- _Given request_
Write out the whole listing, matching it exactly.

Stored records
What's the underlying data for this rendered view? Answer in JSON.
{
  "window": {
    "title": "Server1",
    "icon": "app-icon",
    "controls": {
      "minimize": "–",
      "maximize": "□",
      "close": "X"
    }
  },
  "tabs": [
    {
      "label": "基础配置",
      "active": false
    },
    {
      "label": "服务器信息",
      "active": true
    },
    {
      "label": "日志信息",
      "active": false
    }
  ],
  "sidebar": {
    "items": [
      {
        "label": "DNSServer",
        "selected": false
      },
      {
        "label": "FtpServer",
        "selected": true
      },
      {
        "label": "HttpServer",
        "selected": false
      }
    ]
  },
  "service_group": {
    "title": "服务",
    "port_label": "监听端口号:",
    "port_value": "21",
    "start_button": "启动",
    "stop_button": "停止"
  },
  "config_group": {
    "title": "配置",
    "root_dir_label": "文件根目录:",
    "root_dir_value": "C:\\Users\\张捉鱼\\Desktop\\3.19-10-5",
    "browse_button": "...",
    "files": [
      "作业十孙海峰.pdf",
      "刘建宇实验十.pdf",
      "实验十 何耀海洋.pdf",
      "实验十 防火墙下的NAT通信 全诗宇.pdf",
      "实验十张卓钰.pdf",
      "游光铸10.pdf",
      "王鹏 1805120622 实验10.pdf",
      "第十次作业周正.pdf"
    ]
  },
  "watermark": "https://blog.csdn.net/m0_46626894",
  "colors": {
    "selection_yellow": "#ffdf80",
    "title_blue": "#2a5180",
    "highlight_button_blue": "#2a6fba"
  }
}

- _Response to the exercise_
What's the underlying data for this rendered view? Answer in JSON.
{
  "window": {
    "title": "Server1",
    "icon": "app-icon",
    "controls": {
      "minimize": "–",
      "maximize": "□",
      "close": "X"
    }
  },
  "tabs": [
    {
      "label": "基础配置",
      "active": false
    },
    {
      "label": "服务器信息",
      "active": true
    },
    {
      "label": "日志信息",
      "active": false
    }
  ],
  "sidebar": {
    "items": [
      {
        "label": "DNSServer",
        "selected": false
      },
      {
        "label": "FtpServer",
        "selected": true
      },
      {
        "label": "HttpServer",
        "selected": false
      }
    ]
  },
  "service_group": {
    "title": "服务",
    "port_label": "监听端口号:",
    "port_value": "21",
    "start_button": "启动",
    "stop_button": "停止"
  },
  "config_group": {
    "title": "配置",
    "root_dir_label": "文件根目录:",
    "root_dir_value": "C:\\Users\\张捉鱼\\Desktop\\3.19-10-5",
    "browse_button": "...",
    "files": [
      "作业十孙海峰.pdf",
      "刘建宇实验十.pdf",
      "实验十 何耀海洋.pdf",
      "实验十 防火墙下的NAT通信 全诗宇.pdf",
      "实验十张卓钰.pdf",
      "游光铸10.pdf",
      "王鹏 1805120622 实验10.pdf",
      "第十次作业周正.pdf"
    ]
  },
  "watermark": "https://blog.csdn.net/m0_46626894",
  "colors": {
    "selection_yellow": "#ffdf80",
    "title_blue": "#2a5180",
    "highlight_button_blue": "#2a6fba"
  }
}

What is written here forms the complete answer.